AIM: Copy every line from the records below that holds the word "high".

————

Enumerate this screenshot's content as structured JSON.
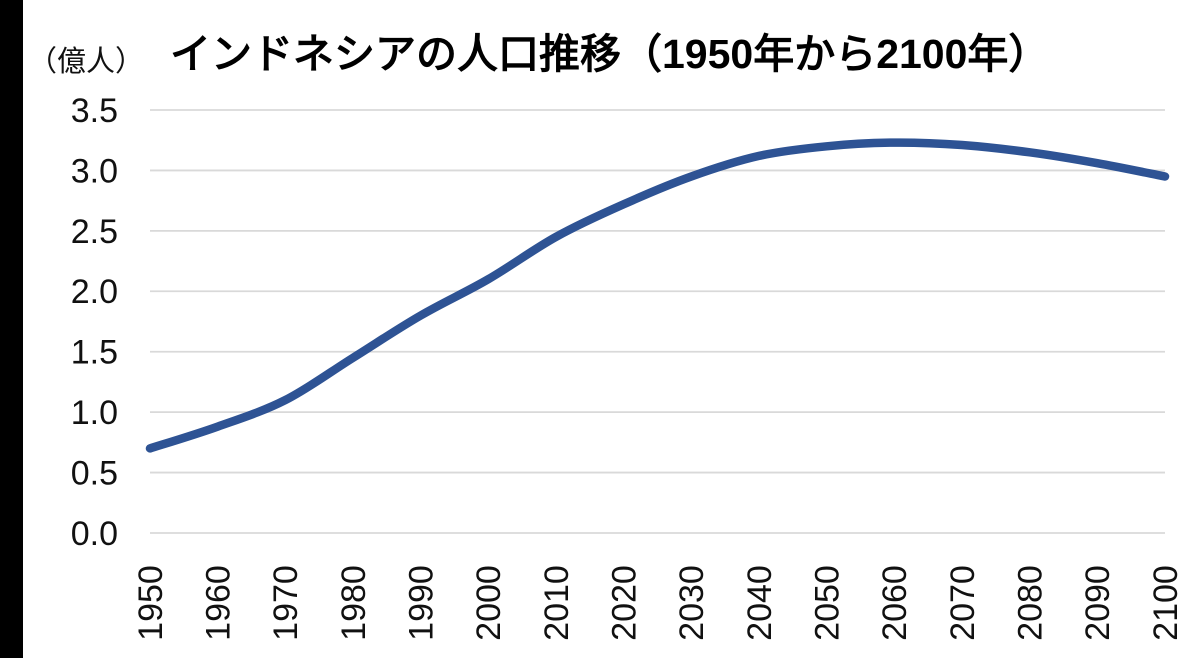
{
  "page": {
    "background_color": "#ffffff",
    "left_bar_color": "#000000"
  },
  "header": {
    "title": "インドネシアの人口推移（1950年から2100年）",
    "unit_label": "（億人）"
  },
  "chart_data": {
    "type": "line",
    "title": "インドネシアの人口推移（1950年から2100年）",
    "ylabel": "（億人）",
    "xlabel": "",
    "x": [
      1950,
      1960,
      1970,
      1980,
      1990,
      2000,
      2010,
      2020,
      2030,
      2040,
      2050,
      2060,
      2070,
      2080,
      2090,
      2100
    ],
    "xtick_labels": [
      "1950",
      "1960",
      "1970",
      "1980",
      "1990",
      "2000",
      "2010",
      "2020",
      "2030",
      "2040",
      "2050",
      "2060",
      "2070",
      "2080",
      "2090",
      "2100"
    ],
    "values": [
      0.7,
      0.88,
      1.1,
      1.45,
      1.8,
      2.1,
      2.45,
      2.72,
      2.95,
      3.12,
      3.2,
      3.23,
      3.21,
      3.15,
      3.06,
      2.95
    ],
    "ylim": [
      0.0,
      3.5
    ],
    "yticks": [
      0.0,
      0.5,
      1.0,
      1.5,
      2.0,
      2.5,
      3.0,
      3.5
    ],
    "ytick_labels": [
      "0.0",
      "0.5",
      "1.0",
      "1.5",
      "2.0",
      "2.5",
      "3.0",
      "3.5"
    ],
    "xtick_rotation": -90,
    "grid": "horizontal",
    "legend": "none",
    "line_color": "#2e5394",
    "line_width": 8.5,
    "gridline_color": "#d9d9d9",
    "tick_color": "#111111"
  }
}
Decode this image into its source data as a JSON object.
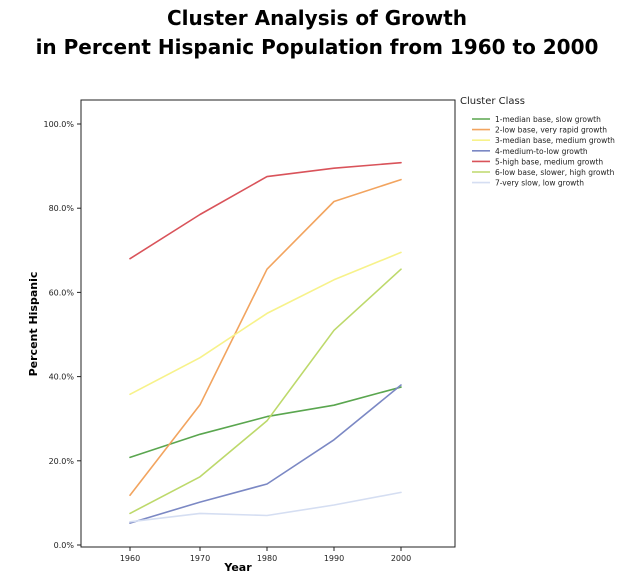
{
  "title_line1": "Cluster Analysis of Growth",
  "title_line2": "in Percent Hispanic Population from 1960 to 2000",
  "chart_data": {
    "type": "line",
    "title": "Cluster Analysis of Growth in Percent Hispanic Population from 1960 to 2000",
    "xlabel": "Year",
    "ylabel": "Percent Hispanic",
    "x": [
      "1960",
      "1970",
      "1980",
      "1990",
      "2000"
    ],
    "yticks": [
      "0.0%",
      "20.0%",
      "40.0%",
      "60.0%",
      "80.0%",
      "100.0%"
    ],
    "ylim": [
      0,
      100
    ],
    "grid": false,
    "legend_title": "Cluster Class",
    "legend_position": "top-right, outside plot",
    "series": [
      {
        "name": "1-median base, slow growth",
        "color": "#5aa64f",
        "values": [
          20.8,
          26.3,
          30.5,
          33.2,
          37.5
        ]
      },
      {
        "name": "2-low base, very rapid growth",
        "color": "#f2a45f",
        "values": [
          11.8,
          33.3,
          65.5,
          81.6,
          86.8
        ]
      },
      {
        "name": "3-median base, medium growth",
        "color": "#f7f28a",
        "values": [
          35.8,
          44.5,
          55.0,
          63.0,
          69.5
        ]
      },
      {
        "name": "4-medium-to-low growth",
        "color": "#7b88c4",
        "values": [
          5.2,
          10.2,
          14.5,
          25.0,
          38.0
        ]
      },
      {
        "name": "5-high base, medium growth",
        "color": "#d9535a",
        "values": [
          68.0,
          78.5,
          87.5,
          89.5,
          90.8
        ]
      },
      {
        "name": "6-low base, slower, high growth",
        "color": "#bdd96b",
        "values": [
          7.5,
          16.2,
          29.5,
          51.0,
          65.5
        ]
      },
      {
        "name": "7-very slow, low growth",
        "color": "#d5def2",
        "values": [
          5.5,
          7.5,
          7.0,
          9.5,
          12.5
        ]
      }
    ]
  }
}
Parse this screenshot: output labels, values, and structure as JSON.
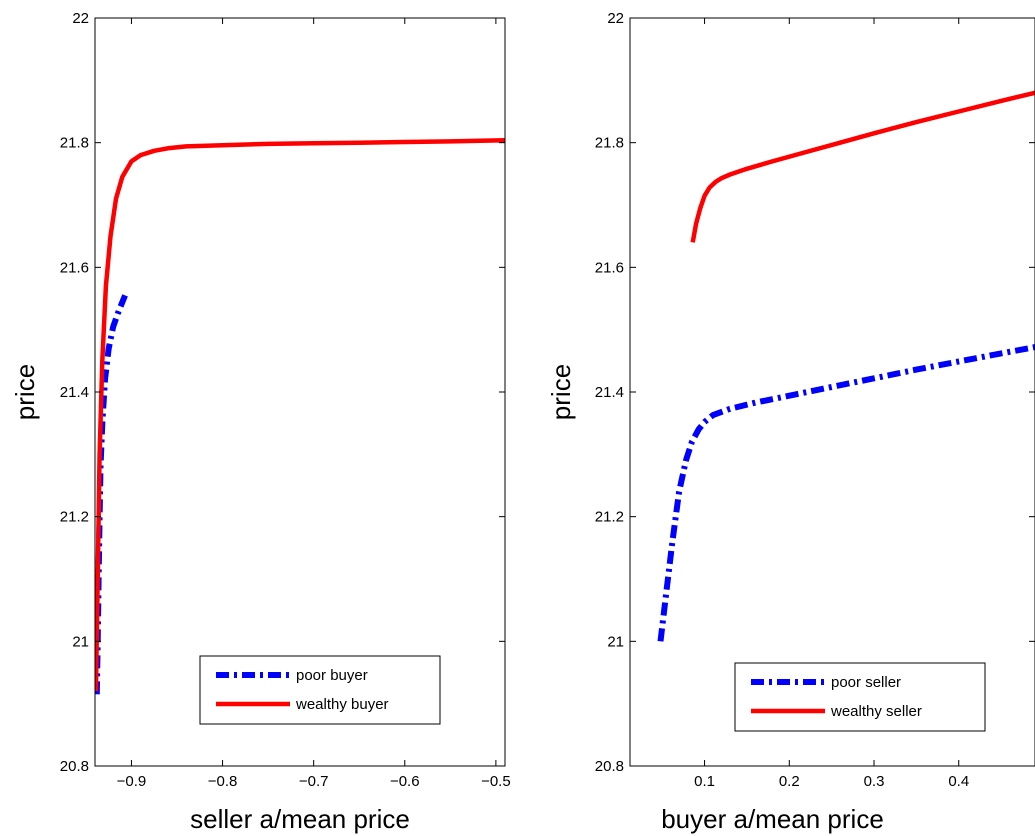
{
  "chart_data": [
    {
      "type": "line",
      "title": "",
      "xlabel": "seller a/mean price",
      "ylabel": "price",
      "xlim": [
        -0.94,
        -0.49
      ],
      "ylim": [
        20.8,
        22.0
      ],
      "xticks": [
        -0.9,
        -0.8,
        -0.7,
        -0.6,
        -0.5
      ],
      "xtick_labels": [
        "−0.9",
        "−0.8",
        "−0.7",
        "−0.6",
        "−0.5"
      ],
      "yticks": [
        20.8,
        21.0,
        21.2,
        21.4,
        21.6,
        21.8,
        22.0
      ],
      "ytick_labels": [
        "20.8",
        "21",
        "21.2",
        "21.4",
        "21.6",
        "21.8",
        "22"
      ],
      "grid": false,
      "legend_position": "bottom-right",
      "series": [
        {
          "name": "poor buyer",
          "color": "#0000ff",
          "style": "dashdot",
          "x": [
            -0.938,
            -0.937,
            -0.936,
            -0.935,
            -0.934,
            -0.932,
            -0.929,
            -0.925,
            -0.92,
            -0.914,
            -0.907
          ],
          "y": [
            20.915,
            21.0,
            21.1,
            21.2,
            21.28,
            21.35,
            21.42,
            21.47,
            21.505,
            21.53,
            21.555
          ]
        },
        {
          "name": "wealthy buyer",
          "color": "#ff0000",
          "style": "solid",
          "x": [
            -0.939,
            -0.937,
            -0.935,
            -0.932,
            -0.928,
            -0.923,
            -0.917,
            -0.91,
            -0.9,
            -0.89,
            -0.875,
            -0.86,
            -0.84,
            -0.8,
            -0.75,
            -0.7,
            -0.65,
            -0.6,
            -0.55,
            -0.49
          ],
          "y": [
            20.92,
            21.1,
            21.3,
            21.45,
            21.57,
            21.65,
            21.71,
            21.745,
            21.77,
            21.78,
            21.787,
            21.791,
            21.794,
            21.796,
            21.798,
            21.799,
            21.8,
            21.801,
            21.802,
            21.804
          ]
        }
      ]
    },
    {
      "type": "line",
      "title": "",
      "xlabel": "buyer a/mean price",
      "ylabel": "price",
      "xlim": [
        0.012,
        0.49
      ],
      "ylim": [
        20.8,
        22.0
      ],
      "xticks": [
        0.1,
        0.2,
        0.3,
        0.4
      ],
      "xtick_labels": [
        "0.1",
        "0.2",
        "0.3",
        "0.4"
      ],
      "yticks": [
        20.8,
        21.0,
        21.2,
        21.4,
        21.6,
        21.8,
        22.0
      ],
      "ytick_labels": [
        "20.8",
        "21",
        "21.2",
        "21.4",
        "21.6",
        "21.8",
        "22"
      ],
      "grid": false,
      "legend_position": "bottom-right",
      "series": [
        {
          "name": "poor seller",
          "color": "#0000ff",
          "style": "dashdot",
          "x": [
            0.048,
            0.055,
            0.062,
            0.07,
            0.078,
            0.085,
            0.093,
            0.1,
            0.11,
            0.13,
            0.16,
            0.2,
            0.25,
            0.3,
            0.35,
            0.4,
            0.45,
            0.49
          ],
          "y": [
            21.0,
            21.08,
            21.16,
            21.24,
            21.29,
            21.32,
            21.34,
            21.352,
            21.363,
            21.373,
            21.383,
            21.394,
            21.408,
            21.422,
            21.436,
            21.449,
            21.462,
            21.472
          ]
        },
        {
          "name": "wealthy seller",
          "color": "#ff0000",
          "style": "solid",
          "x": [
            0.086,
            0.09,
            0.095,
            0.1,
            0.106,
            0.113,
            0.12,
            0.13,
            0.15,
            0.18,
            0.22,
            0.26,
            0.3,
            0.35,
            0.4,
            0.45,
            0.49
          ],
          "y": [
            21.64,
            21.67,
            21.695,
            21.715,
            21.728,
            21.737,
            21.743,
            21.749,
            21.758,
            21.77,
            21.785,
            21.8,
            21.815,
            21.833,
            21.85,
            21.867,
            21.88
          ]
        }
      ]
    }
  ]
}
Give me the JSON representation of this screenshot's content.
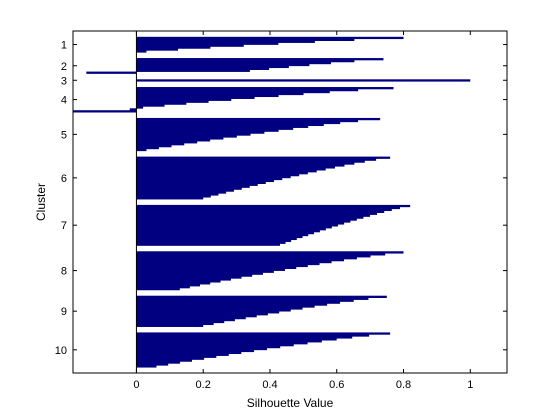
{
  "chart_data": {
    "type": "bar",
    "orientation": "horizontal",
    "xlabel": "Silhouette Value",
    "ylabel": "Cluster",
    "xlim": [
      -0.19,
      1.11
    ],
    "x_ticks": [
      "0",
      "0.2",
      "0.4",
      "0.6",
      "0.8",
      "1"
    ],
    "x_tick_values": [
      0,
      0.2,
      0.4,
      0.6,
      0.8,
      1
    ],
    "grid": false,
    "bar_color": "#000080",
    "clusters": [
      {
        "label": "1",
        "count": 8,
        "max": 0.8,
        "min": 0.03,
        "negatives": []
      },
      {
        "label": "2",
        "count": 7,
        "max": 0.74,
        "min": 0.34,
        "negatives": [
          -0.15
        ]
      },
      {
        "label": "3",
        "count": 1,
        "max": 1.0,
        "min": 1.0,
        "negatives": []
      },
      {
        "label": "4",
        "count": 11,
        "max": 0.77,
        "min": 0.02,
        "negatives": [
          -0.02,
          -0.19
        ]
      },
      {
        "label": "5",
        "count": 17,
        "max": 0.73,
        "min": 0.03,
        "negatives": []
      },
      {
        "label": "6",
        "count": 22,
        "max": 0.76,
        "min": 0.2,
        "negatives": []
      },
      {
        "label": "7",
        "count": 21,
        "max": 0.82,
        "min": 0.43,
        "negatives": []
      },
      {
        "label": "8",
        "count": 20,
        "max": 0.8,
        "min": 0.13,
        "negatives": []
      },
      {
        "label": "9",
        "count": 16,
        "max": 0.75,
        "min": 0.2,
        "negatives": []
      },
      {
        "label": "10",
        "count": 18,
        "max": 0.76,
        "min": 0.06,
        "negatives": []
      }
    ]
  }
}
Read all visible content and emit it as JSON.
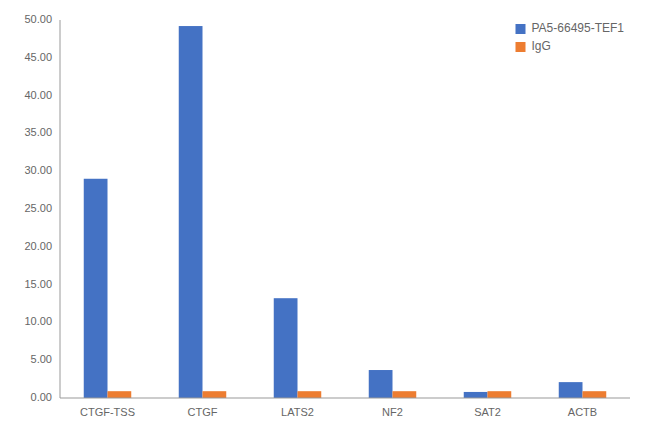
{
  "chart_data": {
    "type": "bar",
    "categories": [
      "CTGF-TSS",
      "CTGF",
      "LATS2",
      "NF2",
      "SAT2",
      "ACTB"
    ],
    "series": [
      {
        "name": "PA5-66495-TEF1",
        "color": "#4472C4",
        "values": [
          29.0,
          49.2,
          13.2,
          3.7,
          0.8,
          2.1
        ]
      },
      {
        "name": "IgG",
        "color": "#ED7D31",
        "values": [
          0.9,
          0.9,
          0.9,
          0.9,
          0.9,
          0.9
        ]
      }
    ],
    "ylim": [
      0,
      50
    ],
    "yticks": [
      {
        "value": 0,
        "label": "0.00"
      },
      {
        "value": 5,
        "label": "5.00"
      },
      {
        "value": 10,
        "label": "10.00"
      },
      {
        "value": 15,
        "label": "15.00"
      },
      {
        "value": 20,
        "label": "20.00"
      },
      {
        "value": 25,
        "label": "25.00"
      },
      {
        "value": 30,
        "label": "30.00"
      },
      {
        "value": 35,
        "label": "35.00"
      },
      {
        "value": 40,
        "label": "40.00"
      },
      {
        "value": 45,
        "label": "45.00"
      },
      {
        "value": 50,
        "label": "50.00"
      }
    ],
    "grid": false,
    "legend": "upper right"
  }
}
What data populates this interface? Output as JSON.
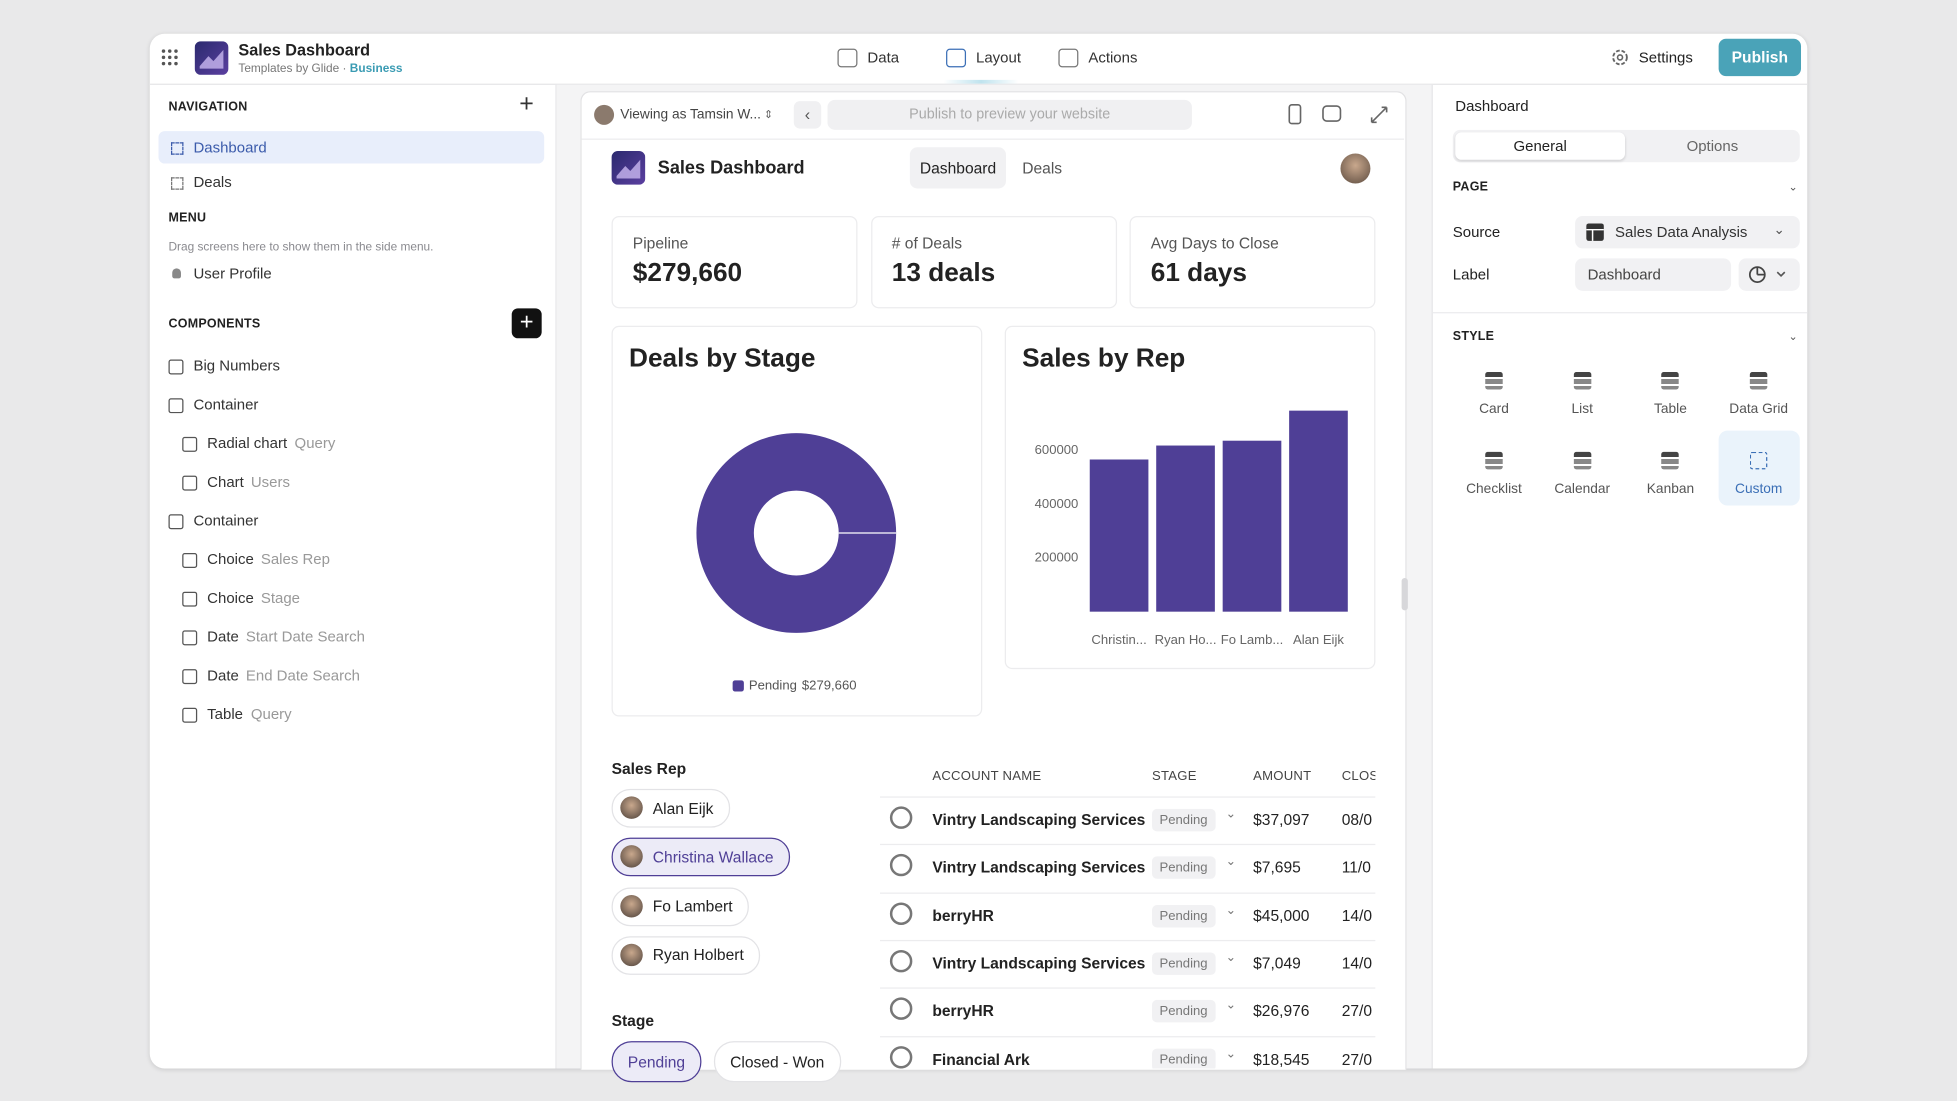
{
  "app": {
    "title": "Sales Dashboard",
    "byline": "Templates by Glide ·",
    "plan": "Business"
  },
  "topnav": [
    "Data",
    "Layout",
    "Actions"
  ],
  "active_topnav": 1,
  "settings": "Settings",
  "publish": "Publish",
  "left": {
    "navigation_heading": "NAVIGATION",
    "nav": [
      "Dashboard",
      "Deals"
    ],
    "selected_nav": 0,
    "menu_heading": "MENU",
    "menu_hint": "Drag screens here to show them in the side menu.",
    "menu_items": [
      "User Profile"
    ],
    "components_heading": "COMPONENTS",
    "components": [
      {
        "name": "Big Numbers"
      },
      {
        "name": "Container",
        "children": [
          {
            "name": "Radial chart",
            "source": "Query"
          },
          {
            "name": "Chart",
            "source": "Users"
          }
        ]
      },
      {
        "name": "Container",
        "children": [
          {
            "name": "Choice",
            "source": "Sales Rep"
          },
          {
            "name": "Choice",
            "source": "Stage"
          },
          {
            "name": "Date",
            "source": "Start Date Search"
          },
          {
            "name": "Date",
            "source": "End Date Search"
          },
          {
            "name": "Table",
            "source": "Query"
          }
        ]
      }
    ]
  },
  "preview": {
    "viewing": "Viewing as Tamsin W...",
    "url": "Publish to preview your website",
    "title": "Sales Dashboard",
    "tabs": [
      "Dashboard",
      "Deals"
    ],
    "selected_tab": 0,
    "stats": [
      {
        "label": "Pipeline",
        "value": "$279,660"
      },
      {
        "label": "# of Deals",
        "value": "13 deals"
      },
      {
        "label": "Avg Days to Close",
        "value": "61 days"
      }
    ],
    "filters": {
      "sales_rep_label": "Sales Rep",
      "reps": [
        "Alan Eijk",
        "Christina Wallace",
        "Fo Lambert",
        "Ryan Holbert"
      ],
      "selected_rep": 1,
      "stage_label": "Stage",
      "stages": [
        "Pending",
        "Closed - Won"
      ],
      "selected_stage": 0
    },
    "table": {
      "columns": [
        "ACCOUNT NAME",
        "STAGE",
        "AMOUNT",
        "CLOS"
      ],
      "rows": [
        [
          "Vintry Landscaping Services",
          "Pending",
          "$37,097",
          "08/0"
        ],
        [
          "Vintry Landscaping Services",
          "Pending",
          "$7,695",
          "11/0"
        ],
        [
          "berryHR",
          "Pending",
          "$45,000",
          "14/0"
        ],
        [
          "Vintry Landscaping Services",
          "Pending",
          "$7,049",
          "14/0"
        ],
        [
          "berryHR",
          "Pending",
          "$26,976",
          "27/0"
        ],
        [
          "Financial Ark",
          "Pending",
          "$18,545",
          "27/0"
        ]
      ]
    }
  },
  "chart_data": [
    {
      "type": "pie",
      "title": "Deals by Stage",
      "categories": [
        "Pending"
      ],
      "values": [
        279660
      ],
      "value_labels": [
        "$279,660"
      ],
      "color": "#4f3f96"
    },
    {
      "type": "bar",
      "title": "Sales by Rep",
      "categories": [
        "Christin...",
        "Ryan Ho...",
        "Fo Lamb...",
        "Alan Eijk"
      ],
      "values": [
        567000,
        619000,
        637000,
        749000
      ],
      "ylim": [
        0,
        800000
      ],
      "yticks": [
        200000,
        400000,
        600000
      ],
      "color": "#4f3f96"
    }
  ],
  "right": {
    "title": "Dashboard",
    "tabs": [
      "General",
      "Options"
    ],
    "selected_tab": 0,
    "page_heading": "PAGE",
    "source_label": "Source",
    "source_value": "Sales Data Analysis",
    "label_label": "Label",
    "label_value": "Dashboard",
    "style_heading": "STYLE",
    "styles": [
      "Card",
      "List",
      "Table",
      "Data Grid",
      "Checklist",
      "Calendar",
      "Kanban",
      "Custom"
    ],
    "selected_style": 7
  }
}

————

EXPECTED OUTPUT:
        "name": "5-high base, medium growth",
        "name": "6-low base, slower, high growth",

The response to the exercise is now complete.